Task to complete :: Starting at the line that contains "Give me the", transcribe every remaining line of the entries exactly, including the last one.

Data ::
==========
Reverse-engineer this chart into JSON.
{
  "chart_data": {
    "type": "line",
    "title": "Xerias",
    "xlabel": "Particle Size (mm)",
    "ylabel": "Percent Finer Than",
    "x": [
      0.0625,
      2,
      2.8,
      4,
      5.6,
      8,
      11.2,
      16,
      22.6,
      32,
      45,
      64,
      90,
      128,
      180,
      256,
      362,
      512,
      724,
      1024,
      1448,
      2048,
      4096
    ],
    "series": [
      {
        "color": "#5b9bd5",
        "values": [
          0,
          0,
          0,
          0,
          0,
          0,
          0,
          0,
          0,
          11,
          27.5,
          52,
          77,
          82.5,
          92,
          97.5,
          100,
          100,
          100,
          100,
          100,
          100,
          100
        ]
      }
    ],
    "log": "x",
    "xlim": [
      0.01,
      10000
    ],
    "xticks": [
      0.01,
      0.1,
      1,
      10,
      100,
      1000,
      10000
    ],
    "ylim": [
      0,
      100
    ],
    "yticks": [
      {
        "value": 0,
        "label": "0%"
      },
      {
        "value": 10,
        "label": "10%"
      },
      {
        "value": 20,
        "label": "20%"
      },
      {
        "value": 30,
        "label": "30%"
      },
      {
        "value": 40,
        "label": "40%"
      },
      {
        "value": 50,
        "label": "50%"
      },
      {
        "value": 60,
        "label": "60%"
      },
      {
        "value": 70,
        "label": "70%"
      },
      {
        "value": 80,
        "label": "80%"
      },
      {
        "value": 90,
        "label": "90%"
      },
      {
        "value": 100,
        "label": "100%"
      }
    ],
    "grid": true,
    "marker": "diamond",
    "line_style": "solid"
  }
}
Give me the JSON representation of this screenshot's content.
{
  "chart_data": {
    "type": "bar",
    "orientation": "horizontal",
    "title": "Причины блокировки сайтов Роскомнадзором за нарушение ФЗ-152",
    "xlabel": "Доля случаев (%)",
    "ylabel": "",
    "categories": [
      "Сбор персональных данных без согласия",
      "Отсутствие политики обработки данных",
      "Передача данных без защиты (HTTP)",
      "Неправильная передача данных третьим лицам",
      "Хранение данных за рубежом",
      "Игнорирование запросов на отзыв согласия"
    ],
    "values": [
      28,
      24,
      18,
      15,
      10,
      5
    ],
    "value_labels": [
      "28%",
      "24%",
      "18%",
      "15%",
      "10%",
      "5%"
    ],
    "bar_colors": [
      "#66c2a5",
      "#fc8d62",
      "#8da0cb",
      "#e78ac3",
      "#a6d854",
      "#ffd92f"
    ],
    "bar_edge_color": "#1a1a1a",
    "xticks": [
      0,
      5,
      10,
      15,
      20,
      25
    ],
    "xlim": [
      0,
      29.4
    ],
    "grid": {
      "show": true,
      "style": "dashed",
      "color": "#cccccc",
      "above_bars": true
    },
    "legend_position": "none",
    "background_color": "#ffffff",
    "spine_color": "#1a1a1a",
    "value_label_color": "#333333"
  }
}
==========
Output ::
Give me the JSON representation of this screenshot's content.
{
  "chart_data": {
    "type": "bar",
    "orientation": "horizontal",
    "title": "Причины блокировки сайтов Роскомнадзором за нарушение ФЗ-152",
    "xlabel": "Доля случаев (%)",
    "ylabel": "",
    "categories": [
      "Сбор персональных данных без согласия",
      "Отсутствие политики обработки данных",
      "Передача данных без защиты (HTTP)",
      "Неправильная передача данных третьим лицам",
      "Хранение данных за рубежом",
      "Игнорирование запросов на отзыв согласия"
    ],
    "values": [
      28,
      24,
      18,
      15,
      10,
      5
    ],
    "value_labels": [
      "28%",
      "24%",
      "18%",
      "15%",
      "10%",
      "5%"
    ],
    "bar_colors": [
      "#66c2a5",
      "#fc8d62",
      "#8da0cb",
      "#e78ac3",
      "#a6d854",
      "#ffd92f"
    ],
    "bar_edge_color": "#1a1a1a",
    "xticks": [
      0,
      5,
      10,
      15,
      20,
      25
    ],
    "xlim": [
      0,
      29.4
    ],
    "grid": {
      "show": true,
      "style": "dashed",
      "color": "#cccccc",
      "above_bars": true
    },
    "legend_position": "none",
    "background_color": "#ffffff",
    "spine_color": "#1a1a1a",
    "value_label_color": "#333333"
  }
}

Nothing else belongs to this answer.